YOUR GOAL
Extract all lines containing "осуществляется".

BEGIN

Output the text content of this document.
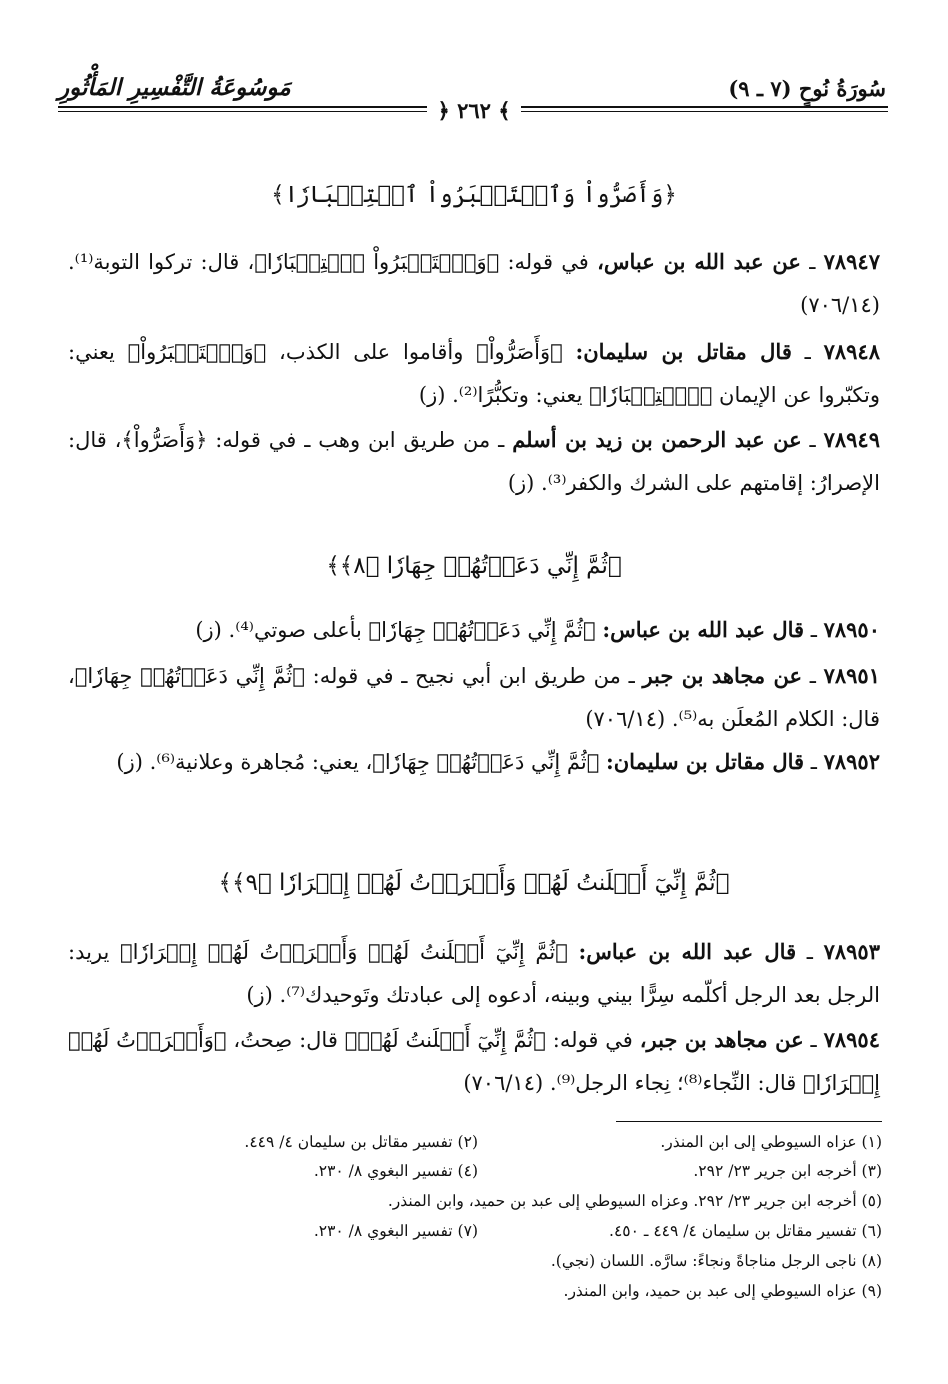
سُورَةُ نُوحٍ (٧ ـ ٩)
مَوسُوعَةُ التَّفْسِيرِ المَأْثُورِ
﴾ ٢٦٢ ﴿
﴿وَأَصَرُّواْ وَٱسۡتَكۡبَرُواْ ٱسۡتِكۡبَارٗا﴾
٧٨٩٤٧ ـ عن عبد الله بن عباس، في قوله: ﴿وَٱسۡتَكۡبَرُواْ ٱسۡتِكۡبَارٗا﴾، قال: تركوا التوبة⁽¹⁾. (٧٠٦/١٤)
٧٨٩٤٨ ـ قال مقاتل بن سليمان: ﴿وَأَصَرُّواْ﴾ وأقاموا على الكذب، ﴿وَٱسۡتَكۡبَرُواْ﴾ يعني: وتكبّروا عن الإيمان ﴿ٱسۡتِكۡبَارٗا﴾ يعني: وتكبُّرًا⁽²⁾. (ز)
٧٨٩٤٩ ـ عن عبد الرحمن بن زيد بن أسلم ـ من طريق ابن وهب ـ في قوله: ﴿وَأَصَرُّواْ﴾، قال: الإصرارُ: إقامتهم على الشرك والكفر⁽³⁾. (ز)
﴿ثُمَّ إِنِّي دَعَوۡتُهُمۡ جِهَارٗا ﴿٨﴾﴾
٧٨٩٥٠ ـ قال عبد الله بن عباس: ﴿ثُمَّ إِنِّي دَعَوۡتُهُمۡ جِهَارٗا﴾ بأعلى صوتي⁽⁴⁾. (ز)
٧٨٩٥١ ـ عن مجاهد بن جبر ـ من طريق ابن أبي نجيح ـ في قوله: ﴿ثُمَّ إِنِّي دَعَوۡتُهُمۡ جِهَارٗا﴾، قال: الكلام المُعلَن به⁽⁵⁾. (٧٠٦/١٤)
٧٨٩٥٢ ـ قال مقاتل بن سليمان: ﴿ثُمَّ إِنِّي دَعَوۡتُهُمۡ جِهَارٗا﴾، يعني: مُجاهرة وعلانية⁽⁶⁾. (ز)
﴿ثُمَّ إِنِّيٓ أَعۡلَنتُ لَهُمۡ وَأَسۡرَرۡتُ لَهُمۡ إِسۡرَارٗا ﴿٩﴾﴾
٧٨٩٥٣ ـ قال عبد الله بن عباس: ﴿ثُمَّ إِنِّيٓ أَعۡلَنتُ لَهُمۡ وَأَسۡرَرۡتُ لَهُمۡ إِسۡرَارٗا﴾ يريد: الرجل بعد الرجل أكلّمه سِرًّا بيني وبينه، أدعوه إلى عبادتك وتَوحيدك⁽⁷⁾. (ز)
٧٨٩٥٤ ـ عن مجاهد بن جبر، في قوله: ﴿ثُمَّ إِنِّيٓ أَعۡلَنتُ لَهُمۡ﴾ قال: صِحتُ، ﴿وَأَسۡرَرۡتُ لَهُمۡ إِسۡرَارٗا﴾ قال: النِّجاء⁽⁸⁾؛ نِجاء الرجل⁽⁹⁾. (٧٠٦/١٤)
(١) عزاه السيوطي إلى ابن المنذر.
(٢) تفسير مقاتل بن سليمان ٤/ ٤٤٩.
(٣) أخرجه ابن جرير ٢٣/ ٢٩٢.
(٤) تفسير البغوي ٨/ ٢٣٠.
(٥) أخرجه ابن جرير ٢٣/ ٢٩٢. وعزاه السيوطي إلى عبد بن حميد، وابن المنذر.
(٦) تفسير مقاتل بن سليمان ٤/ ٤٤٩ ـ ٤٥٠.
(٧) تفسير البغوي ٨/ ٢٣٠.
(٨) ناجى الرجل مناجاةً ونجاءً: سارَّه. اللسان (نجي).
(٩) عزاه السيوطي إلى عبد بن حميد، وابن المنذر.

END
BEGIN

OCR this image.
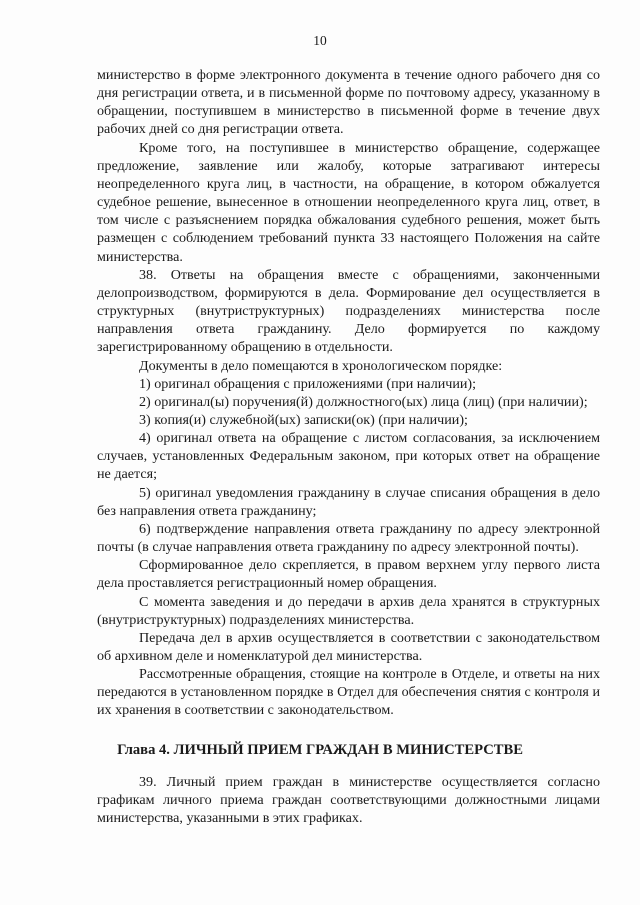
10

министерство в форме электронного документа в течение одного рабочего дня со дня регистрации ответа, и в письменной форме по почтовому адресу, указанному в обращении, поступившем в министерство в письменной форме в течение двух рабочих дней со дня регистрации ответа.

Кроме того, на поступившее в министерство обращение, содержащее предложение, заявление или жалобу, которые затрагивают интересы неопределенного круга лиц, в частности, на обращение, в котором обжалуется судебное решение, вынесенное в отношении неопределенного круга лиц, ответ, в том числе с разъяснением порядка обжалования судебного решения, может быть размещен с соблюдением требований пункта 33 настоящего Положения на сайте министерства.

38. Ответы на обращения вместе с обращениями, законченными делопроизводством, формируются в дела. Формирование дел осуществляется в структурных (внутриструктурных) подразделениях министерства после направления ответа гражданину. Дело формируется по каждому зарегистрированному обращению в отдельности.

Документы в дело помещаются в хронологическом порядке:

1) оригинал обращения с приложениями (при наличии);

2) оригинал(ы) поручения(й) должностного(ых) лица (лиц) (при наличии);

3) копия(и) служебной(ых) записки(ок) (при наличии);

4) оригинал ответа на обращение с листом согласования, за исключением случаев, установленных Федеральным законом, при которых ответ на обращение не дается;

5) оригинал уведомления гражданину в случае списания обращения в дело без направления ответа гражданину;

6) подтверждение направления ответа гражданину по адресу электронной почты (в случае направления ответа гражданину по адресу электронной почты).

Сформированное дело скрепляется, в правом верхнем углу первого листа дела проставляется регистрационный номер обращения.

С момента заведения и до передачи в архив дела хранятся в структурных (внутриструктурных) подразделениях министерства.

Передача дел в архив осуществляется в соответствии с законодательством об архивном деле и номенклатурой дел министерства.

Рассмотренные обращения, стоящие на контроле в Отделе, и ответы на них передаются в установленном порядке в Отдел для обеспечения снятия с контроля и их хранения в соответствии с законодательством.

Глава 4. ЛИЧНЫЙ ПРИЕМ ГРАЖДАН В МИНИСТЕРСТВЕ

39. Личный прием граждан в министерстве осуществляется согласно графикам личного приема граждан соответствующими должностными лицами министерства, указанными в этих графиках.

END

WRITTEN ANSWER
38. Ответы на обращения вместе с обращениями, законченными делопроизводством, формируются в дела. Формирование дел осуществляется в структурных (внутриструктурных) подразделениях министерства после направления ответа гражданину. Дело формируется по каждому зарегистрированному обращению в отдельности.
Передача дел в архив осуществляется в соответствии с законодательством об архивном деле и номенклатурой дел министерства.
39. Личный прием граждан в министерстве осуществляется согласно графикам личного приема граждан соответствующими должностными лицами министерства, указанными в этих графиках.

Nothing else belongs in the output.